The sources [22-23] should be extended citing works by authors of the MDPI Mathematics, Special Issue - Mathematical Economics: Application of Fractional Calculus

https://www.mdpi.com/journal/mathematics/special_issues/Mathematical_Economics

#3

In conclusion the authors state that: “The study is a first attempt to combine the data modeling and prediction using the fractional calculus and Least Square Method.”

I suggest to emhasise here, that the work given below, was trully the first attemt using LSM in combination with fractional calculus for the economic modelling:

Modeling of the national economies in state-space: A fractional calculus approach

https://doi.org/10.1016/j.econmod.2012.03.019

And the references below are presenting the state-of-art method for fractional calculus based prediction:

One-parameter fractional linear prediction

https://doi.org/10.1016/j.compeleceng.2018.05.020

Optimal fractional linear prediction with restricted memory

http://doi.org/10.1109/LSP.2019.2908278

Thus the authors should reformulate this part and mention the above references.

Author Response

Dear Sir/Madam, You can find a reply to your precious review in the attachment.

 

Best regards

Author Response File: Author Response.docx

Reviewer 3 Report

This paper proposes what amounts to a sort of autoregressive model for the time series of the GDP of several countries, without any exogenous variables. Fractional derivatives are used; this can be justified with several arguments, though the paper says only (to sum it up) that fractional models have been used elsewhere and particularly in some economic growth models. What is rather curious here is the absence of exogenous variables, a matter that however deserves no comment at all. Apparently the knowledge of the past evolution of the economy should suffice to predict its future; no white noise or otherwise random input, no other variable intervening. While there are possible arguments (and references) in favour of this approach, none is given. And of course results thus obtained should be compared with those of models with such inputs.

Exercise requirements:
[1] List the titles of all articles in the review comments that are given together with a DOI link.
[2] Extend the review comments on fractional calculus models of GDP, beginning after their final sentence.

Image element box records:
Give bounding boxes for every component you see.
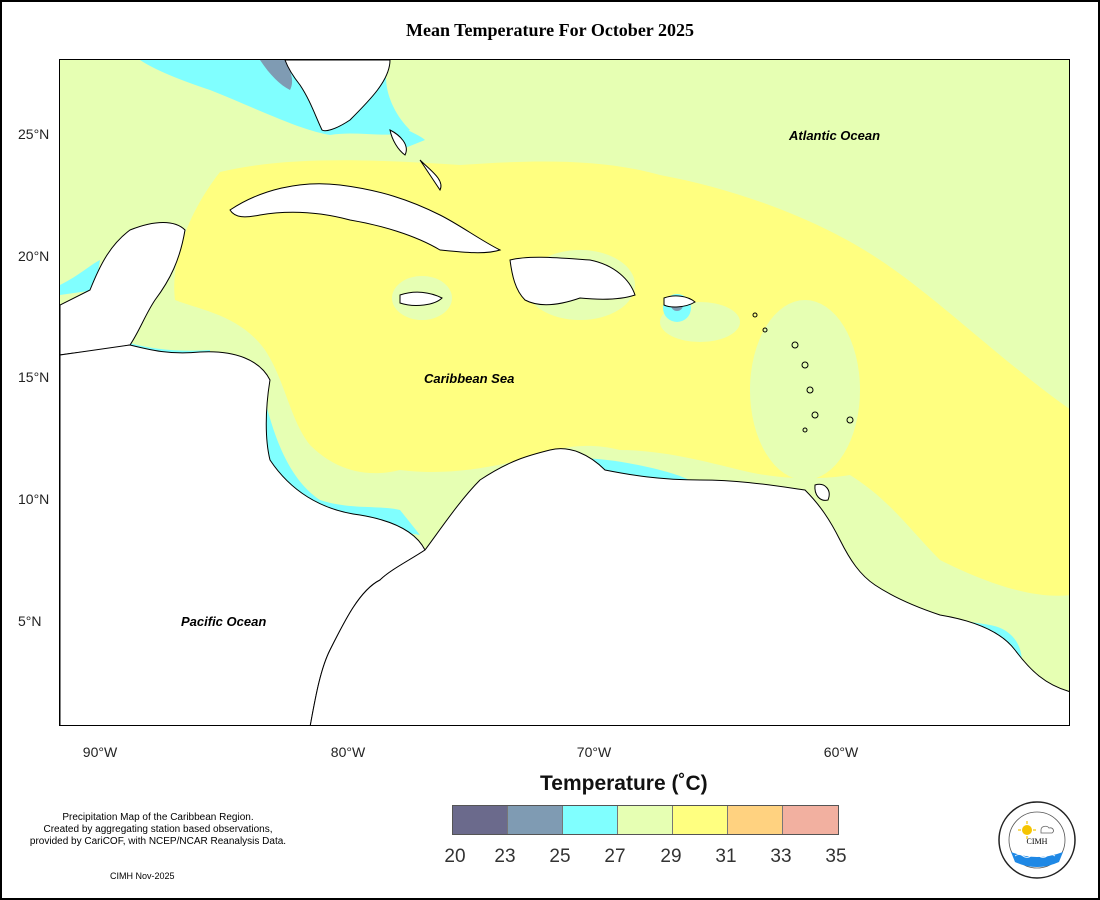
land-puerto-rico — [663, 295, 696, 308]
legend-swatch-25-27 — [563, 806, 618, 834]
source-note-line1: Precipitation Map of the Caribbean Regio… — [62, 812, 254, 823]
zone-cyan-yucatan — [60, 260, 100, 295]
land-hispaniola — [509, 256, 636, 306]
legend-swatch-31-33 — [728, 806, 783, 834]
legend-swatch-27-29 — [618, 806, 673, 834]
land-south-america — [309, 448, 1069, 725]
land-jamaica — [399, 291, 443, 306]
lat-tick-15n: 15°N — [18, 369, 50, 385]
label-pacific-ocean: Pacific Ocean — [181, 614, 267, 629]
source-note-line3: provided by CariCOF, with NCEP/NCAR Rean… — [29, 836, 287, 847]
logo-text: CIMH — [1027, 837, 1048, 846]
label-atlantic-ocean: Atlantic Ocean — [789, 128, 881, 143]
zone-lesser-antilles-ring — [750, 300, 860, 480]
legend-swatch-23-25 — [508, 806, 563, 834]
legend-swatch-33-35 — [783, 806, 838, 834]
legend-tick-29: 29 — [660, 846, 682, 867]
legend-tick-33: 33 — [770, 846, 792, 867]
lat-tick-25n: 25°N — [18, 126, 50, 142]
legend-tick-23: 23 — [494, 846, 516, 867]
lon-tick-90w: 90°W — [82, 744, 118, 760]
lon-tick-80w: 80°W — [330, 744, 366, 760]
source-note-line2: Created by aggregating station based obs… — [43, 824, 273, 835]
legend-swatch-29-31 — [673, 806, 728, 834]
zone-29-31 — [174, 160, 1069, 596]
legend-color-bar — [452, 805, 839, 835]
legend-tick-35: 35 — [825, 846, 847, 867]
land-florida — [284, 60, 391, 132]
lat-tick-20n: 20°N — [18, 248, 50, 264]
legend-tick-27: 27 — [604, 846, 626, 867]
zone-slate-florida — [260, 60, 293, 90]
cimh-logo: CIMH — [998, 801, 1076, 879]
lat-tick-5n: 5°N — [18, 613, 42, 629]
legend-swatch-20-23 — [453, 806, 508, 834]
map-title: Mean Temperature For October 2025 — [406, 20, 694, 40]
lon-tick-60w: 60°W — [823, 744, 859, 760]
legend-tick-31: 31 — [715, 846, 737, 867]
source-note: Precipitation Map of the Caribbean Regio… — [8, 812, 308, 848]
credit-text: CIMH Nov-2025 — [110, 871, 175, 881]
temperature-map — [59, 59, 1070, 726]
lesser-antilles — [752, 312, 854, 433]
legend-tick-20: 20 — [444, 846, 466, 867]
land-trinidad — [814, 483, 830, 501]
legend-tick-25: 25 — [549, 846, 571, 867]
land-cuba — [229, 183, 502, 254]
label-caribbean-sea: Caribbean Sea — [424, 371, 515, 386]
legend-title: Temperature (˚C) — [540, 772, 708, 795]
lat-tick-10n: 10°N — [18, 491, 50, 507]
land-bahamas — [389, 129, 442, 191]
lon-tick-70w: 70°W — [576, 744, 612, 760]
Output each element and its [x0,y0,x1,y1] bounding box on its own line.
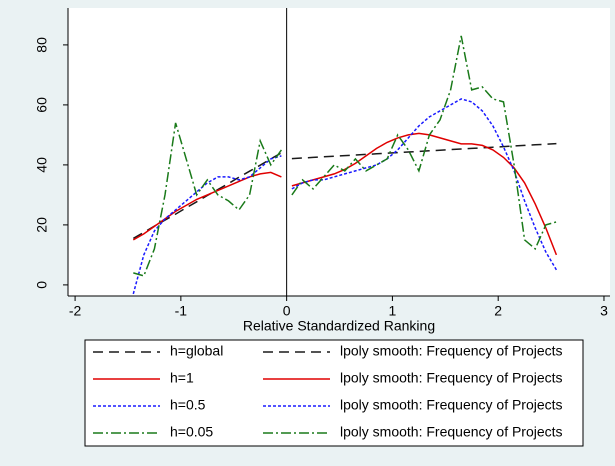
y-tick-label: 80 [34,37,50,53]
y-tick-label: 0 [34,281,50,289]
series-line [132,155,282,295]
x-tick-label: -1 [175,303,188,319]
legend-box [84,339,584,447]
legend-label: h=0.05 [170,424,213,440]
legend-label: h=global [170,343,223,359]
plot-area [68,8,610,296]
series-line [291,98,558,271]
y-tick-label: 40 [34,157,50,173]
y-tick-label: 60 [34,97,50,113]
x-tick-label: 2 [494,303,502,319]
x-tick-label: 1 [389,303,397,319]
x-tick-label: 3 [600,303,608,319]
legend-label: lpoly smooth: Frequency of Projects [340,343,563,359]
series-line [133,122,283,277]
x-axis-title: Relative Standardized Ranking [243,318,435,334]
series-line [132,171,282,241]
legend-label: h=1 [170,370,194,386]
x-tick-label: -2 [69,303,82,319]
y-tick-label: 20 [34,217,50,233]
legend-label: h=0.5 [170,397,206,413]
legend-label: lpoly smooth: Frequency of Projects [340,424,563,440]
legend-label: lpoly smooth: Frequency of Projects [340,397,563,413]
x-tick-label: 0 [283,303,291,319]
legend-label: lpoly smooth: Frequency of Projects [340,370,563,386]
series-line [291,35,557,251]
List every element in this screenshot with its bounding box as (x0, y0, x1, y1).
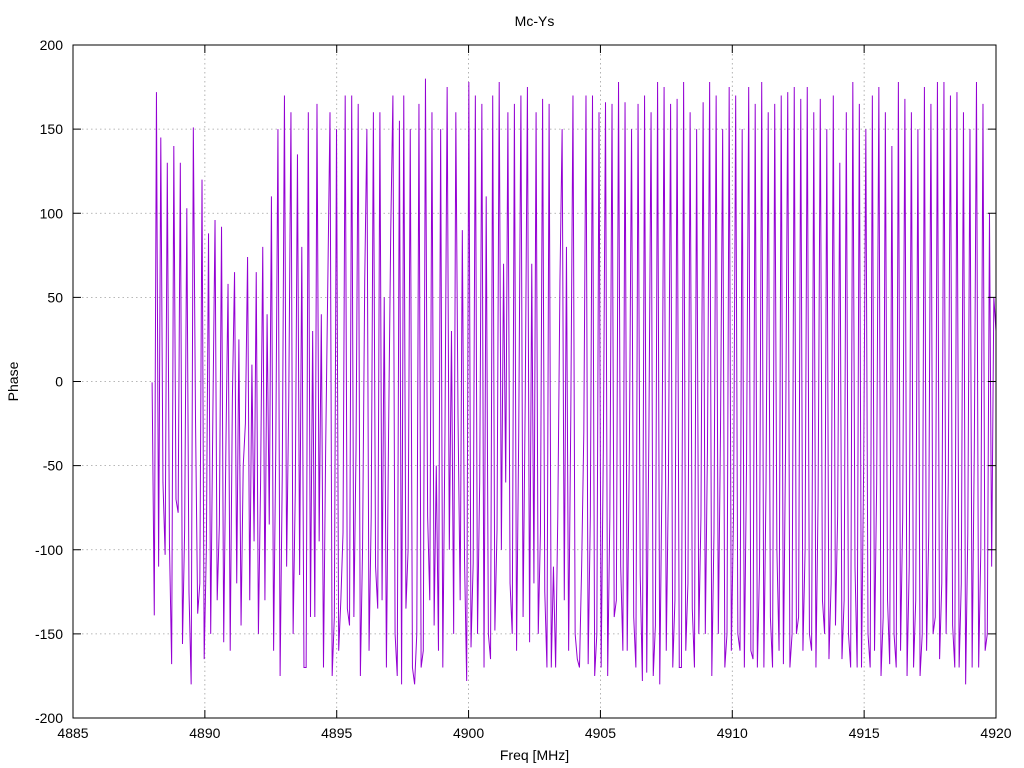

Responses by task:
[1]
- Modeling of the national economies in state-space: A fractional calculus approach
- One-parameter fractional linear prediction
- Optimal fractional linear prediction with restricted memory

[2]
Even the variable modelled seems not to be the one actually desired. The GDP per capita «is a very reasonable and good measurement of a country’s living quality and standard» especially when accounting for purchasing power parity, which does not seem to be the case. Constant prices would also have been a good idea.

Abstract and introduction are rather poorly written, in what concerns both form and content. The list of countries addressed is given twice. The width of the four regions is hard to find.

In short, it is my belief that this paper needs very profound improvements before it can be considered for publication, changes that amount in fact to becoming a different paper.

Author Response

Dear Sir/Madam, You can find a reply to your precious review in the attachment.

 

Best regards

Author Response File: Author Response.docx

Round 2

Reviewer 1 Report

The manuscript can be published.

Reviewer 2 Report

After reading the corrected paper, I suggest to add one more reference, where modelling (and prediction based on the model) of economic data was proposed:

https://doi.org/10.3390/math7070589

Otherwise, the paper was sufficiently improved and can be published after checking and correcting English.

 

 

Reviewer 3 Report

The paper has been very significantly improved. I congratulate the authors about this.